- **WRITTEN PROBLEM**:
Any pictures in the records below should be skipped; write out everything else exactly.

- **WORKING DATA**:
········
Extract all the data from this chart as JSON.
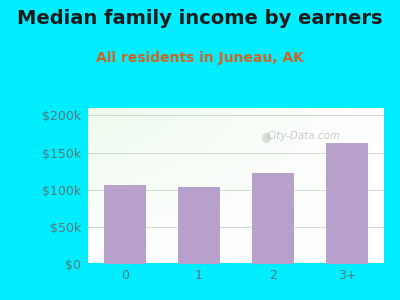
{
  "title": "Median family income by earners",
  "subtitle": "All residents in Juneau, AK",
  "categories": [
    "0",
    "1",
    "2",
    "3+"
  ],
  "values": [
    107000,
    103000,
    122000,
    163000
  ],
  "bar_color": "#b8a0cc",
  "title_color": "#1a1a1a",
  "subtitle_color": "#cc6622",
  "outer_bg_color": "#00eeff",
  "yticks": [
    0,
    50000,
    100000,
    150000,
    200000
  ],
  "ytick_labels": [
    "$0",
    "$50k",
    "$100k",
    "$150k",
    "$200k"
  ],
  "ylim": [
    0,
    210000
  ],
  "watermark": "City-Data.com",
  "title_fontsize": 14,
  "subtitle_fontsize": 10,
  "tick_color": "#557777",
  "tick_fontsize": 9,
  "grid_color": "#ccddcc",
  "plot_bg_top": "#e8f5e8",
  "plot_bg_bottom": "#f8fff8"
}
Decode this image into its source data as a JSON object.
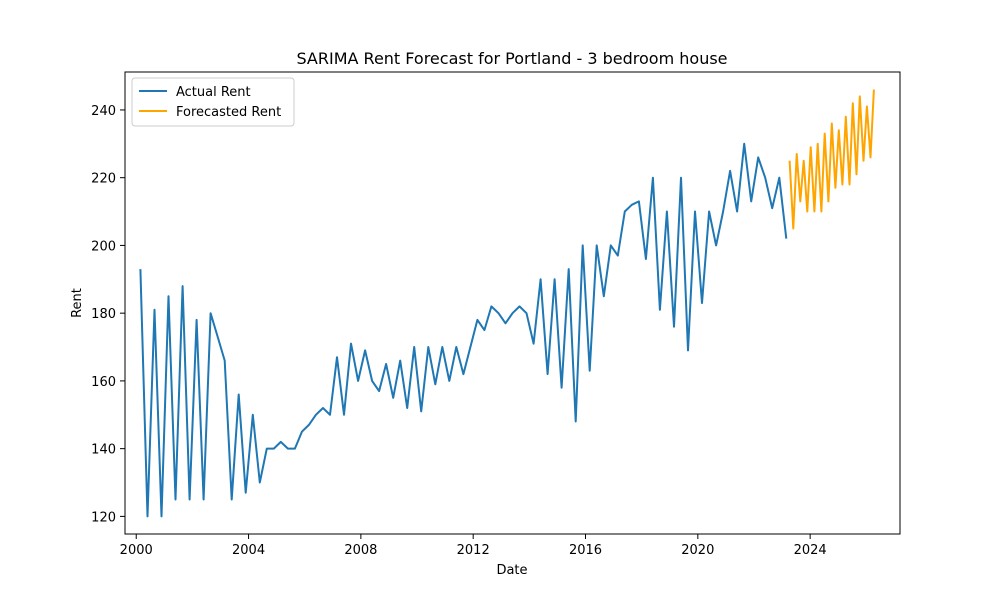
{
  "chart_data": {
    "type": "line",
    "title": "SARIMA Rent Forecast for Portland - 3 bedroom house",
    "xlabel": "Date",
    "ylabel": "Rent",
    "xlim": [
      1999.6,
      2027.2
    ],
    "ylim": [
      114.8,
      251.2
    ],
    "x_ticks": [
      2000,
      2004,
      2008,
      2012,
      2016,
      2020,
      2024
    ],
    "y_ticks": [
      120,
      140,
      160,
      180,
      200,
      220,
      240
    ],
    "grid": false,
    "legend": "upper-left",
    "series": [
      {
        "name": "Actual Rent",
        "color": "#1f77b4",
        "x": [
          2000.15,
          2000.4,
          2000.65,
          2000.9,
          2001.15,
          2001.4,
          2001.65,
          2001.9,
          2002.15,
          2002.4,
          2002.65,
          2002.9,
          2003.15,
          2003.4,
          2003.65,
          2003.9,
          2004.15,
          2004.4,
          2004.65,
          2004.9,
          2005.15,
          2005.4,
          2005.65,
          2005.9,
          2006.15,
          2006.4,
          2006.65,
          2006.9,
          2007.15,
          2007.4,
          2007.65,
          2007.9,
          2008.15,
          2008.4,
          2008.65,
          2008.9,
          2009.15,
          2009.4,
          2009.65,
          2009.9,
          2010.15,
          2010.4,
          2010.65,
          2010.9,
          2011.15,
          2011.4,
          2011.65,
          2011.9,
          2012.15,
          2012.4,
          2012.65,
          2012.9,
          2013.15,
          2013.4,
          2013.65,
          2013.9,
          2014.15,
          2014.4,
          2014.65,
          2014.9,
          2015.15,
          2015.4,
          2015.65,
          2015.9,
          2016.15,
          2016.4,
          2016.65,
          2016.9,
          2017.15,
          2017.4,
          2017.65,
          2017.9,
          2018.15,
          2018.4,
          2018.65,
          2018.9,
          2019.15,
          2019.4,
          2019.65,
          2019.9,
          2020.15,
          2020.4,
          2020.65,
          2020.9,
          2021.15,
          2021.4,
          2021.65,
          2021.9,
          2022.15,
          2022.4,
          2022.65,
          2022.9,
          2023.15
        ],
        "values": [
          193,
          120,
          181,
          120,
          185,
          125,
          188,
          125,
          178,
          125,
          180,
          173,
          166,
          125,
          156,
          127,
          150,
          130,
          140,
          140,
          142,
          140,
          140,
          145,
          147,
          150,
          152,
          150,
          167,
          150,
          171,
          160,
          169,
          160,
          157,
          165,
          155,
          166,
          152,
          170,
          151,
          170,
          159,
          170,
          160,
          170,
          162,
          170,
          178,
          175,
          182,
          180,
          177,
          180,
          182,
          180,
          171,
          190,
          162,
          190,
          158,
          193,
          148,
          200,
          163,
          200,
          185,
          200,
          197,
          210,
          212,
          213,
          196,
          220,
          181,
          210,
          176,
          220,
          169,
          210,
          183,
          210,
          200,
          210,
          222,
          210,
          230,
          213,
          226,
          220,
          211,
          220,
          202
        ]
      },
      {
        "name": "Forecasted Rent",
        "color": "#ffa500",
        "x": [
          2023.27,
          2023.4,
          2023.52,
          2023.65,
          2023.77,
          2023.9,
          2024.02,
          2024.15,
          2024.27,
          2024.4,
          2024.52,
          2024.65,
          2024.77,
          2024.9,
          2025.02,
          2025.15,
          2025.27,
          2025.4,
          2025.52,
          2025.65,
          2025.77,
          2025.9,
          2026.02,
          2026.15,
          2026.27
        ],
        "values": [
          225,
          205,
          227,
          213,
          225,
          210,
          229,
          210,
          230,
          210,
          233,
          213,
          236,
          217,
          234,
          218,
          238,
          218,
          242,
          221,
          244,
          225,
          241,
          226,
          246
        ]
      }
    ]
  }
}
········
- **SOLUTION BELOW**:
Extract all the data from this chart as JSON.
{
  "title": "Median family income by earners",
  "subtitle": "All residents in Juneau, AK",
  "categories": [
    "0",
    "1",
    "2",
    "3+"
  ],
  "values": [
    107000,
    103000,
    122000,
    163000
  ],
  "bar_color": "#b8a0cc",
  "title_color": "#1a1a1a",
  "subtitle_color": "#cc6622",
  "outer_bg_color": "#00eeff",
  "yticks": [
    0,
    50000,
    100000,
    150000,
    200000
  ],
  "ytick_labels": [
    "$0",
    "$50k",
    "$100k",
    "$150k",
    "$200k"
  ],
  "ylim": [
    0,
    210000
  ],
  "watermark": "City-Data.com",
  "title_fontsize": 14,
  "subtitle_fontsize": 10,
  "tick_color": "#557777",
  "tick_fontsize": 9,
  "grid_color": "#ccddcc",
  "plot_bg_top": "#e8f5e8",
  "plot_bg_bottom": "#f8fff8"
}
Decode this image into its source data as a JSON object.
{
  "chart_data": {
    "type": "line",
    "title": "SARIMA Rent Forecast for Portland - 3 bedroom house",
    "xlabel": "Date",
    "ylabel": "Rent",
    "xlim": [
      1999.6,
      2027.2
    ],
    "ylim": [
      114.8,
      251.2
    ],
    "x_ticks": [
      2000,
      2004,
      2008,
      2012,
      2016,
      2020,
      2024
    ],
    "y_ticks": [
      120,
      140,
      160,
      180,
      200,
      220,
      240
    ],
    "grid": false,
    "legend": "upper-left",
    "series": [
      {
        "name": "Actual Rent",
        "color": "#1f77b4",
        "x": [
          2000.15,
          2000.4,
          2000.65,
          2000.9,
          2001.15,
          2001.4,
          2001.65,
          2001.9,
          2002.15,
          2002.4,
          2002.65,
          2002.9,
          2003.15,
          2003.4,
          2003.65,
          2003.9,
          2004.15,
          2004.4,
          2004.65,
          2004.9,
          2005.15,
          2005.4,
          2005.65,
          2005.9,
          2006.15,
          2006.4,
          2006.65,
          2006.9,
          2007.15,
          2007.4,
          2007.65,
          2007.9,
          2008.15,
          2008.4,
          2008.65,
          2008.9,
          2009.15,
          2009.4,
          2009.65,
          2009.9,
          2010.15,
          2010.4,
          2010.65,
          2010.9,
          2011.15,
          2011.4,
          2011.65,
          2011.9,
          2012.15,
          2012.4,
          2012.65,
          2012.9,
          2013.15,
          2013.4,
          2013.65,
          2013.9,
          2014.15,
          2014.4,
          2014.65,
          2014.9,
          2015.15,
          2015.4,
          2015.65,
          2015.9,
          2016.15,
          2016.4,
          2016.65,
          2016.9,
          2017.15,
          2017.4,
          2017.65,
          2017.9,
          2018.15,
          2018.4,
          2018.65,
          2018.9,
          2019.15,
          2019.4,
          2019.65,
          2019.9,
          2020.15,
          2020.4,
          2020.65,
          2020.9,
          2021.15,
          2021.4,
          2021.65,
          2021.9,
          2022.15,
          2022.4,
          2022.65,
          2022.9,
          2023.15
        ],
        "values": [
          193,
          120,
          181,
          120,
          185,
          125,
          188,
          125,
          178,
          125,
          180,
          173,
          166,
          125,
          156,
          127,
          150,
          130,
          140,
          140,
          142,
          140,
          140,
          145,
          147,
          150,
          152,
          150,
          167,
          150,
          171,
          160,
          169,
          160,
          157,
          165,
          155,
          166,
          152,
          170,
          151,
          170,
          159,
          170,
          160,
          170,
          162,
          170,
          178,
          175,
          182,
          180,
          177,
          180,
          182,
          180,
          171,
          190,
          162,
          190,
          158,
          193,
          148,
          200,
          163,
          200,
          185,
          200,
          197,
          210,
          212,
          213,
          196,
          220,
          181,
          210,
          176,
          220,
          169,
          210,
          183,
          210,
          200,
          210,
          222,
          210,
          230,
          213,
          226,
          220,
          211,
          220,
          202
        ]
      },
      {
        "name": "Forecasted Rent",
        "color": "#ffa500",
        "x": [
          2023.27,
          2023.4,
          2023.52,
          2023.65,
          2023.77,
          2023.9,
          2024.02,
          2024.15,
          2024.27,
          2024.4,
          2024.52,
          2024.65,
          2024.77,
          2024.9,
          2025.02,
          2025.15,
          2025.27,
          2025.4,
          2025.52,
          2025.65,
          2025.77,
          2025.9,
          2026.02,
          2026.15,
          2026.27
        ],
        "values": [
          225,
          205,
          227,
          213,
          225,
          210,
          229,
          210,
          230,
          210,
          233,
          213,
          236,
          217,
          234,
          218,
          238,
          218,
          242,
          221,
          244,
          225,
          241,
          226,
          246
        ]
      }
    ]
  }
}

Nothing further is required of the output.